» **Extracted entries**:
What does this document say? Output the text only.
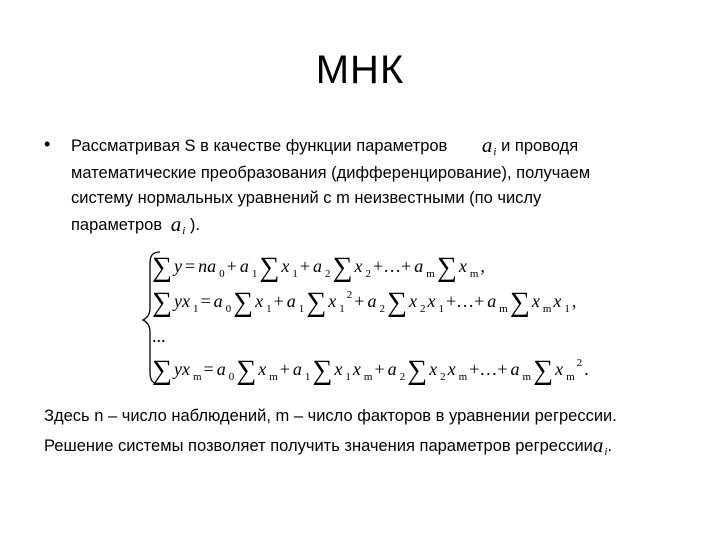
МНК
• Рассматривая S в качестве функции параметров $a_i$ и проводя
математические преобразования (дифференцирование), получаем
систему нормальных уравнений с m неизвестными (по числу
параметров $a_i$ ).
∑ y = na 0 + a 1 ∑ x 1 + a 2 ∑ x 2 +…+ a m ∑ x m ,
∑ yx 1 = a 0 ∑ x 1 + a 1 ∑ x 1
2 + a 2 ∑ x 2 x 1 +…+ a m ∑ x m x 1 ,
...
∑ yx m = a 0 ∑ x m + a 1 ∑ x 1 x m + a 2 ∑ x 2 x m +…+ a m ∑ x m
2 .
Здесь n – число наблюдений, m – число факторов в уравнении регрессии.
Решение системы позволяет получить значения параметров регрессииa$_i$.
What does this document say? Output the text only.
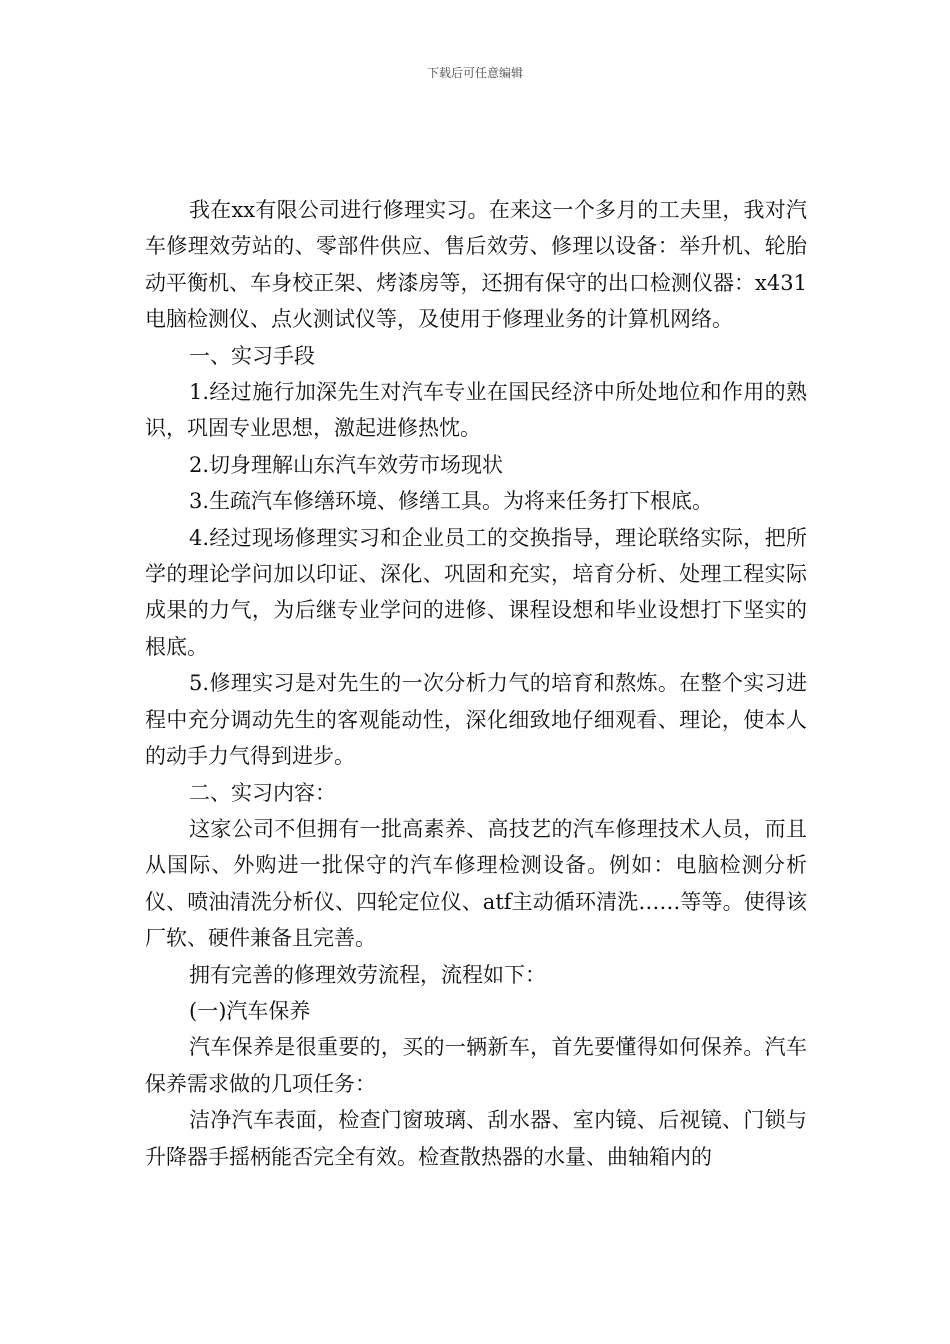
下载后可任意编辑

我在xx有限公司进行修理实习。在来这一个多月的工夫里，我对汽车修理效劳站的、零部件供应、售后效劳、修理以设备：举升机、轮胎动平衡机、车身校正架、烤漆房等，还拥有保守的出口检测仪器：x431电脑检测仪、点火测试仪等，及使用于修理业务的计算机网络。

一、实习手段

1.经过施行加深先生对汽车专业在国民经济中所处地位和作用的熟识，巩固专业思想，激起进修热忱。

2.切身理解山东汽车效劳市场现状

3.生疏汽车修缮环境、修缮工具。为将来任务打下根底。

4.经过现场修理实习和企业员工的交换指导，理论联络实际，把所学的理论学问加以印证、深化、巩固和充实，培育分析、处理工程实际成果的力气，为后继专业学问的进修、课程设想和毕业设想打下坚实的根底。

5.修理实习是对先生的一次分析力气的培育和熬炼。在整个实习进程中充分调动先生的客观能动性，深化细致地仔细观看、理论，使本人的动手力气得到进步。

二、实习内容：

这家公司不但拥有一批高素养、高技艺的汽车修理技术人员，而且从国际、外购进一批保守的汽车修理检测设备。例如：电脑检测分析仪、喷油清洗分析仪、四轮定位仪、atf主动循环清洗……等等。使得该厂软、硬件兼备且完善。

拥有完善的修理效劳流程，流程如下：

(一)汽车保养

汽车保养是很重要的，买的一辆新车，首先要懂得如何保养。汽车保养需求做的几项任务：

洁净汽车表面，检查门窗玻璃、刮水器、室内镜、后视镜、门锁与升降器手摇柄能否完全有效。检查散热器的水量、曲轴箱内的
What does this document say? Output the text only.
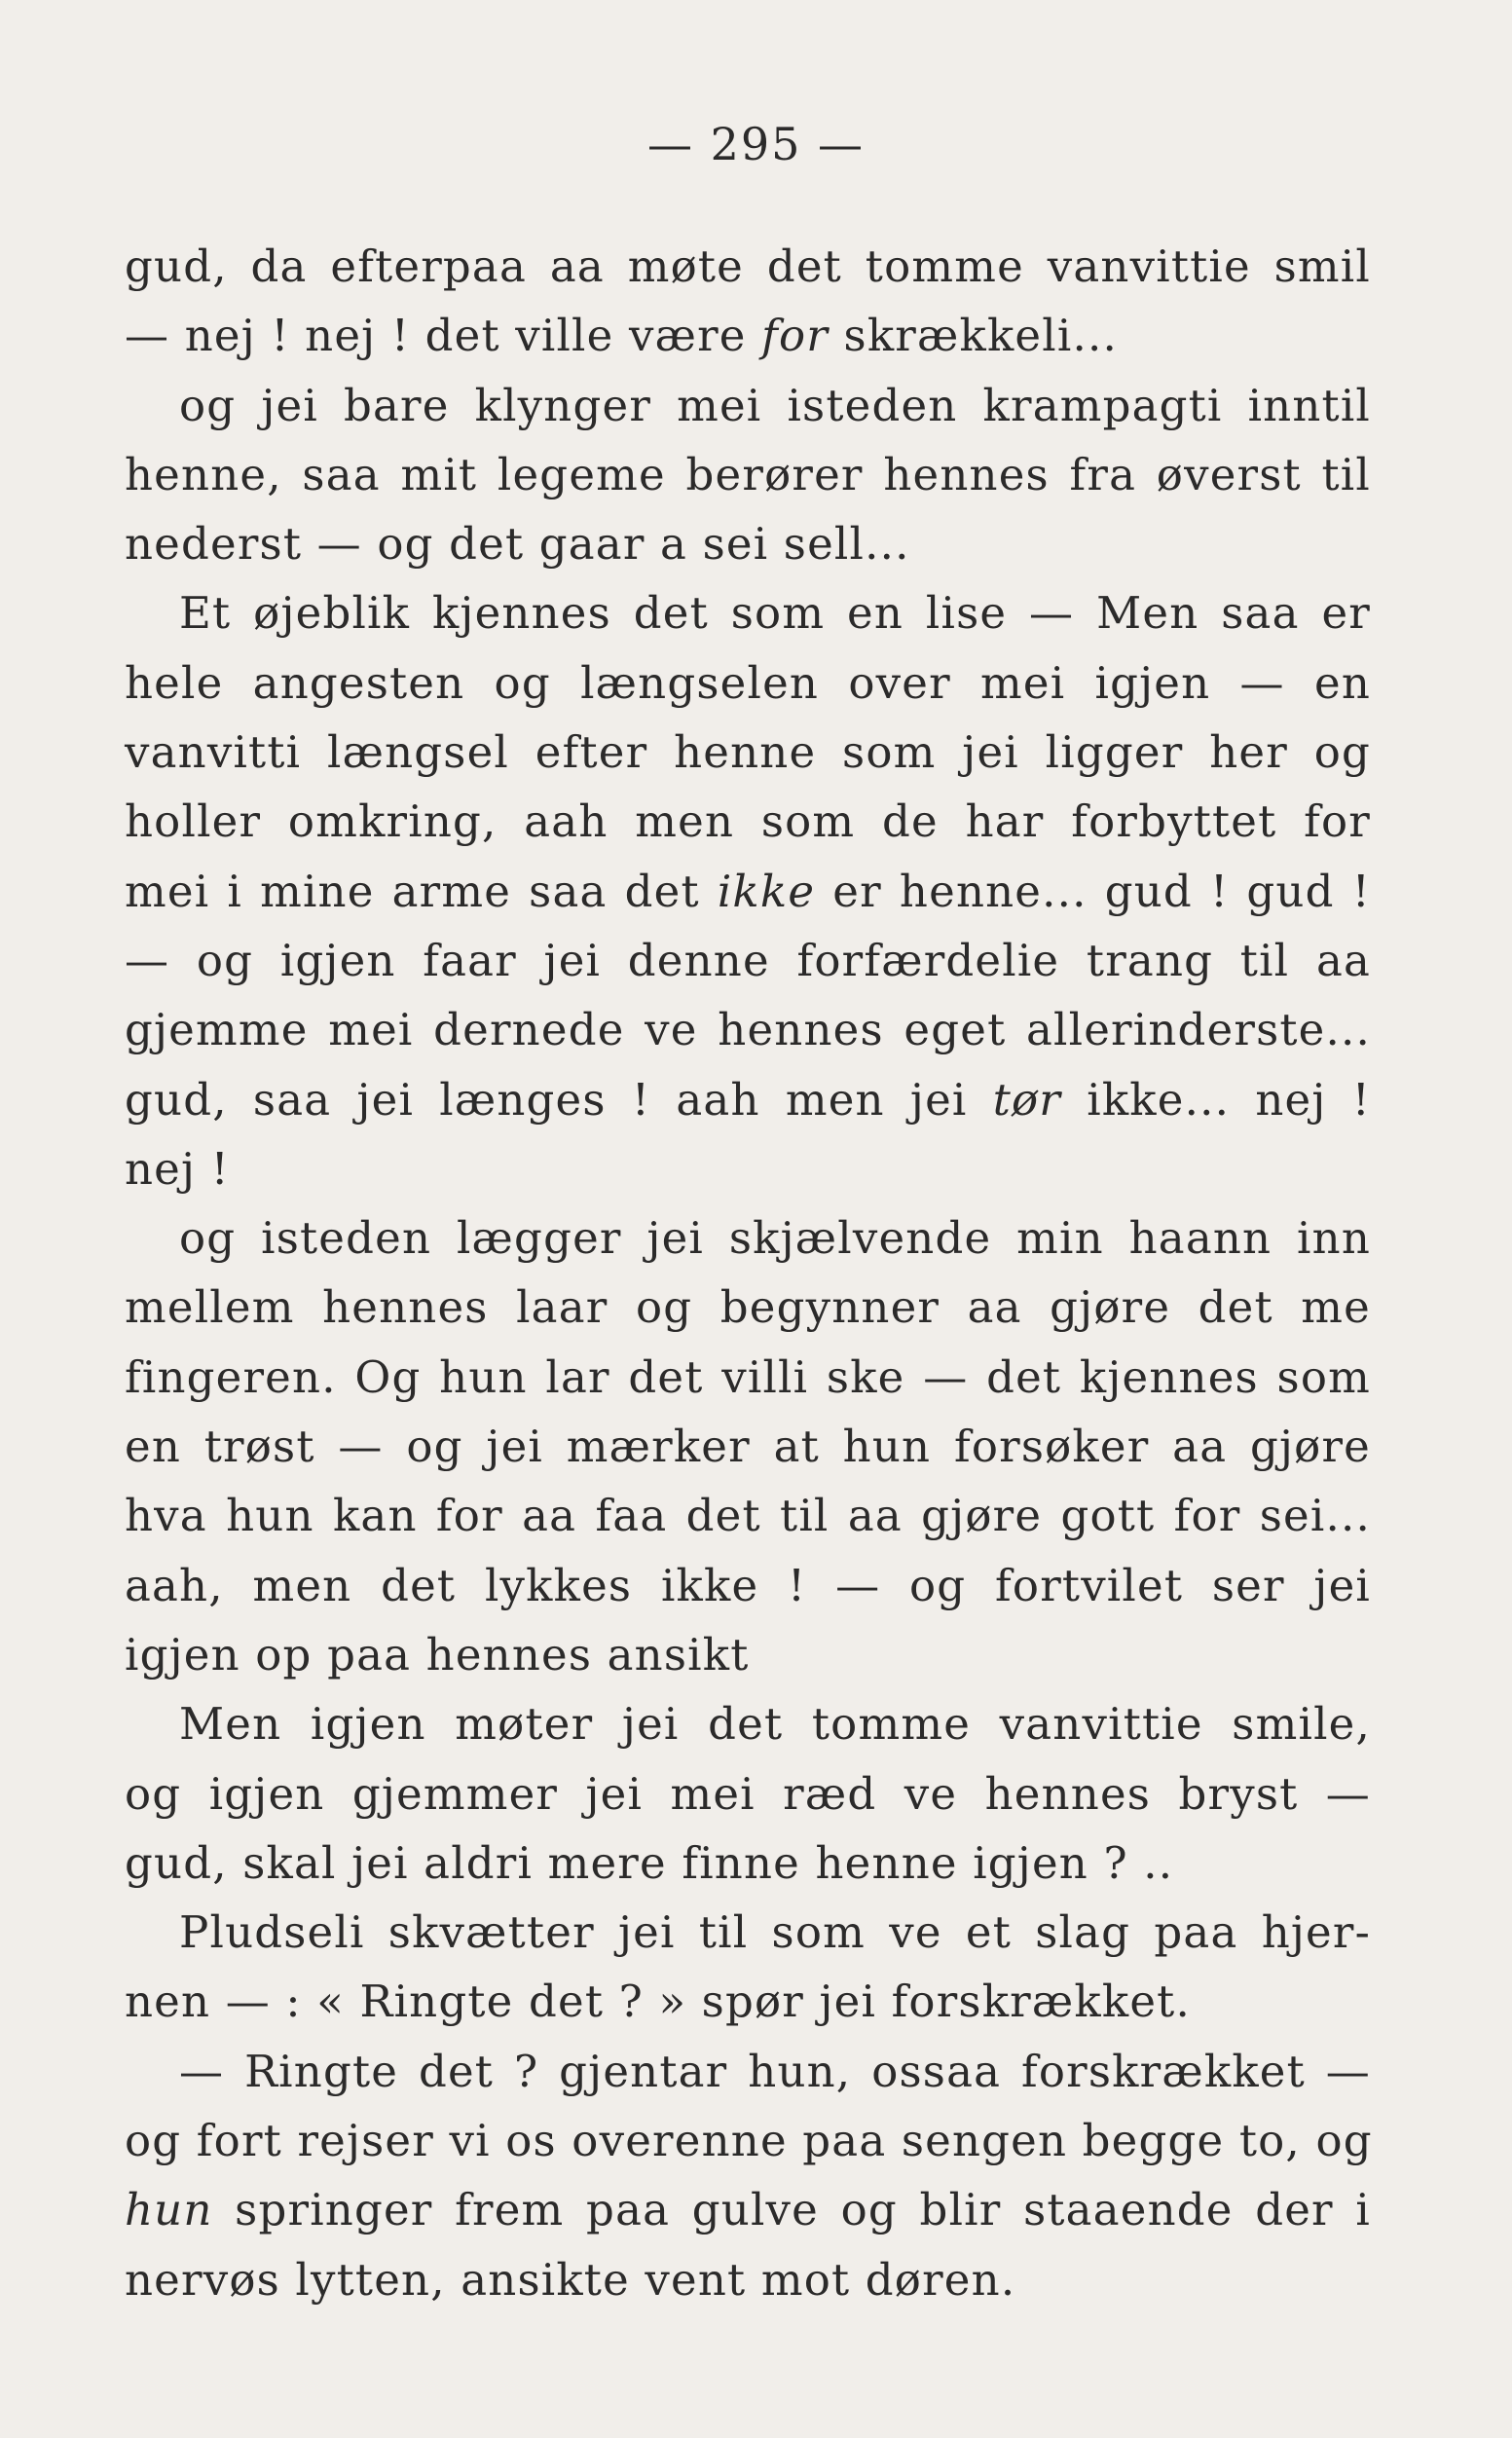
— 295 —
gud, da efterpaa aa møte det tomme vanvittie smil
— nej ! nej ! det ville være for skrækkeli...
og jei bare klynger mei isteden krampagti inntil
henne, saa mit legeme berører hennes fra øverst til
nederst — og det gaar a sei sell...
Et øjeblik kjennes det som en lise — Men saa er
hele angesten og længselen over mei igjen — en
vanvitti længsel efter henne som jei ligger her og
holler omkring, aah men som de har forbyttet for
mei i mine arme saa det ikke er henne... gud ! gud !
— og igjen faar jei denne forfærdelie trang til aa
gjemme mei dernede ve hennes eget allerinderste...
gud, saa jei længes ! aah men jei tør ikke... nej !
nej !
og isteden lægger jei skjælvende min haann inn
mellem hennes laar og begynner aa gjøre det me
fingeren. Og hun lar det villi ske — det kjennes som
en trøst — og jei mærker at hun forsøker aa gjøre
hva hun kan for aa faa det til aa gjøre gott for sei...
aah, men det lykkes ikke ! — og fortvilet ser jei
igjen op paa hennes ansikt
Men igjen møter jei det tomme vanvittie smile,
og igjen gjemmer jei mei ræd ve hennes bryst —
gud, skal jei aldri mere finne henne igjen ? ..
Pludseli skvætter jei til som ve et slag paa hjer-
nen — : « Ringte det ? » spør jei forskrækket.
— Ringte det ? gjentar hun, ossaa forskrækket —
og fort rejser vi os overenne paa sengen begge to, og
hun springer frem paa gulve og blir staaende der i
nervøs lytten, ansikte vent mot døren.
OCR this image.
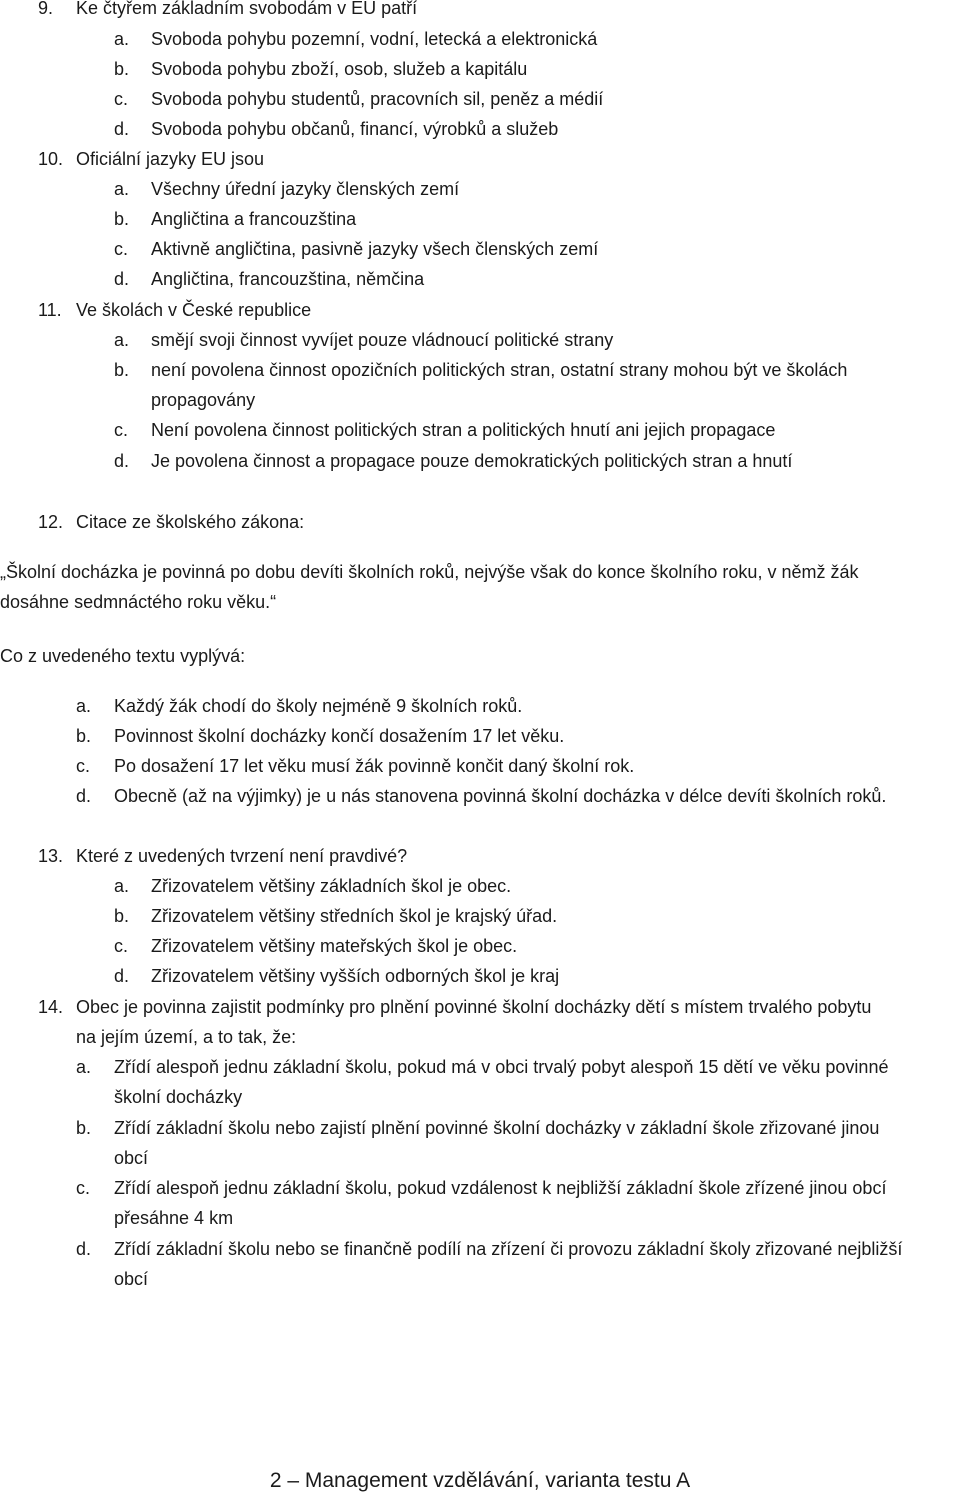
9. Ke čtyřem základním svobodám v EU patří
a. Svoboda pohybu pozemní, vodní, letecká a elektronická
b. Svoboda pohybu zboží, osob, služeb a kapitálu
c. Svoboda pohybu studentů, pracovních sil, peněz a médií
d. Svoboda pohybu občanů, financí, výrobků a služeb
10. Oficiální jazyky EU jsou
a. Všechny úřední jazyky členských zemí
b. Angličtina a francouzština
c. Aktivně angličtina, pasivně jazyky všech členských zemí
d. Angličtina, francouzština, němčina
11. Ve školách v České republice
a. smějí svoji činnost vyvíjet pouze vládnoucí politické strany
b. není povolena činnost opozičních politických stran, ostatní strany mohou být ve školách
propagovány
c. Není povolena činnost politických stran a politických hnutí ani jejich propagace
d. Je povolena činnost a propagace pouze demokratických politických stran a hnutí
12. Citace ze školského zákona:
„Školní docházka je povinná po dobu devíti školních roků, nejvýše však do konce školního roku, v němž žák
dosáhne sedmnáctého roku věku.“
Co z uvedeného textu vyplývá:
a. Každý žák chodí do školy nejméně 9 školních roků.
b. Povinnost školní docházky končí dosažením 17 let věku.
c. Po dosažení 17 let věku musí žák povinně končit daný školní rok.
d. Obecně (až na výjimky) je u nás stanovena povinná školní docházka v délce devíti školních roků.
13. Které z uvedených tvrzení není pravdivé?
a. Zřizovatelem většiny základních škol je obec.
b. Zřizovatelem většiny středních škol je krajský úřad.
c. Zřizovatelem většiny mateřských škol je obec.
d. Zřizovatelem většiny vyšších odborných škol je kraj
14. Obec je povinna zajistit podmínky pro plnění povinné školní docházky dětí s místem trvalého pobytu
na jejím území, a to tak, že:
a. Zřídí alespoň jednu základní školu, pokud má v obci trvalý pobyt alespoň 15 dětí ve věku povinné
školní docházky
b. Zřídí základní školu nebo zajistí plnění povinné školní docházky v základní škole zřizované jinou
obcí
c. Zřídí alespoň jednu základní školu, pokud vzdálenost k nejbližší základní škole zřízené jinou obcí
přesáhne 4 km
d. Zřídí základní školu nebo se finančně podílí na zřízení či provozu základní školy zřizované nejbližší
obcí
2 – Management vzdělávání, varianta testu A
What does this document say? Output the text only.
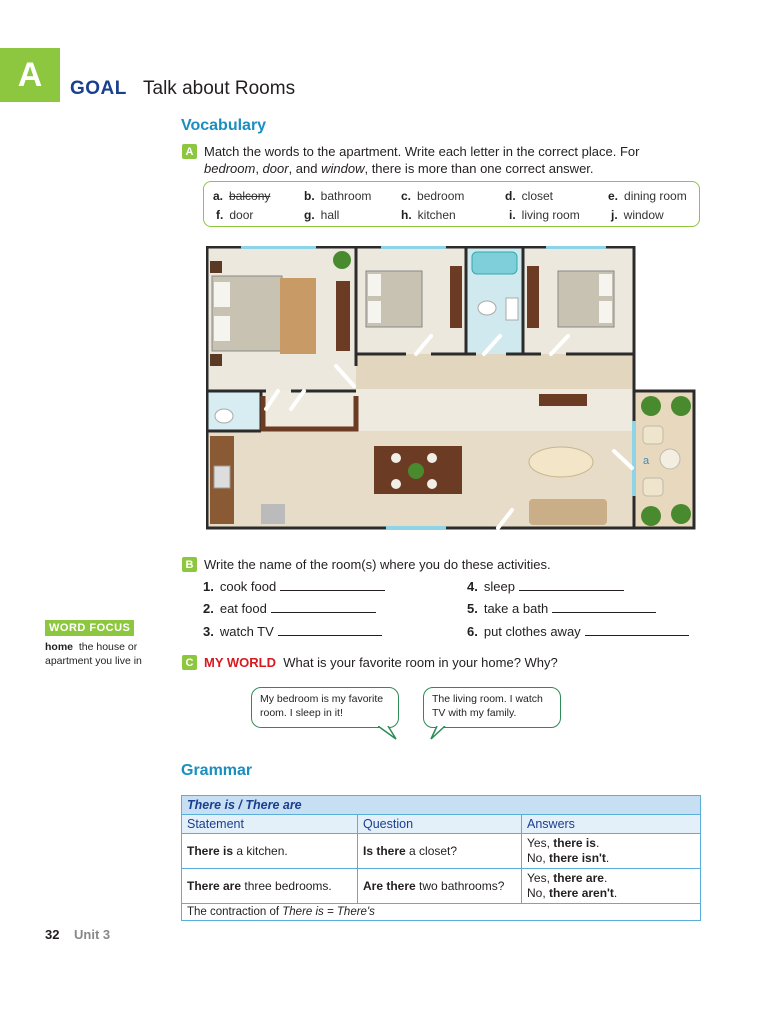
A GOAL Talk about Rooms
Vocabulary
A Match the words to the apartment. Write each letter in the correct place. For
bedroom, door, and window, there is more than one correct answer.
a. balcony	b. bathroom c. bedroom	d. closet	e. dining room
f. door	g. hall	h. kitchen	i. living room	j. window
a
B Write the name of the room(s) where you do these activities.
1. cook food
2. eat food
3. watch TV
4. sleep
5. take a bath
6. put clothes away
WORD FOCUS
home the house or apartment you live in	C MY WORLD What is your favorite room in your home? Why?
My bedroom is my favorite room. I sleep in it!
The living room. I watch TV with my family.
Grammar
There is / There are		
Statement	Question	Answers
There is a kitchen.	Is there a closet?	Yes, there is.
No, there isn't.
There are three bedrooms.	Are there two bathrooms?	Yes, there are.
No, there aren't.
The contraction of There is = There's		
32 Unit 3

» **To do**: Show the lines of the records that contain the word "služeb".

» **The reply**:
b. Svoboda pohybu zboží, osob, služeb a kapitálu
d. Svoboda pohybu občanů, financí, výrobků a služeb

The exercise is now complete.